_GOAL OF THE EXERCISE_
Quote the entries that follow exactly, leaving none out.

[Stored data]
-- start --

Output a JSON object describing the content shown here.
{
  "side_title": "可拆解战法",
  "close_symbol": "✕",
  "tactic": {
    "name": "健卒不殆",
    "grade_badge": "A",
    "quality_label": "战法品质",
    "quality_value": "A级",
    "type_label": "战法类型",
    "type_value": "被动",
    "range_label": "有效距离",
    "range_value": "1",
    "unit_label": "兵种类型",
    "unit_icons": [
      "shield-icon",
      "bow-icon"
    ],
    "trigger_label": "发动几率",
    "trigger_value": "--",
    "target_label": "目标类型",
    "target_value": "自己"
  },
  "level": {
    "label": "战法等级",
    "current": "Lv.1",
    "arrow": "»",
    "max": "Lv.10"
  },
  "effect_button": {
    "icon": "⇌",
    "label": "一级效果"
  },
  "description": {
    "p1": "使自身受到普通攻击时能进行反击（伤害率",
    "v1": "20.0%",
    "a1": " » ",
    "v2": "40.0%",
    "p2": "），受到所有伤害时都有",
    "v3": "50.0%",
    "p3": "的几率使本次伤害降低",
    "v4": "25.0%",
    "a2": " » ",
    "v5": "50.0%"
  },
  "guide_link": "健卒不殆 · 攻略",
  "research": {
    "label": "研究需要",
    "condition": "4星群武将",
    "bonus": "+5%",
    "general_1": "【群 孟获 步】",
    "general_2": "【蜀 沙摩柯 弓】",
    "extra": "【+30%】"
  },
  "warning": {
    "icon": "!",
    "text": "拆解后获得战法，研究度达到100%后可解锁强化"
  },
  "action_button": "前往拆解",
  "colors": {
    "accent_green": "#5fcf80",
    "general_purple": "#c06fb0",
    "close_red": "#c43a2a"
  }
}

-- end --

_THE RESPONSE_
Output a JSON object describing the content shown here.
{
  "side_title": "可拆解战法",
  "close_symbol": "✕",
  "tactic": {
    "name": "健卒不殆",
    "grade_badge": "A",
    "quality_label": "战法品质",
    "quality_value": "A级",
    "type_label": "战法类型",
    "type_value": "被动",
    "range_label": "有效距离",
    "range_value": "1",
    "unit_label": "兵种类型",
    "unit_icons": [
      "shield-icon",
      "bow-icon"
    ],
    "trigger_label": "发动几率",
    "trigger_value": "--",
    "target_label": "目标类型",
    "target_value": "自己"
  },
  "level": {
    "label": "战法等级",
    "current": "Lv.1",
    "arrow": "»",
    "max": "Lv.10"
  },
  "effect_button": {
    "icon": "⇌",
    "label": "一级效果"
  },
  "description": {
    "p1": "使自身受到普通攻击时能进行反击（伤害率",
    "v1": "20.0%",
    "a1": " » ",
    "v2": "40.0%",
    "p2": "），受到所有伤害时都有",
    "v3": "50.0%",
    "p3": "的几率使本次伤害降低",
    "v4": "25.0%",
    "a2": " » ",
    "v5": "50.0%"
  },
  "guide_link": "健卒不殆 · 攻略",
  "research": {
    "label": "研究需要",
    "condition": "4星群武将",
    "bonus": "+5%",
    "general_1": "【群 孟获 步】",
    "general_2": "【蜀 沙摩柯 弓】",
    "extra": "【+30%】"
  },
  "warning": {
    "icon": "!",
    "text": "拆解后获得战法，研究度达到100%后可解锁强化"
  },
  "action_button": "前往拆解",
  "colors": {
    "accent_green": "#5fcf80",
    "general_purple": "#c06fb0",
    "close_red": "#c43a2a"
  }
}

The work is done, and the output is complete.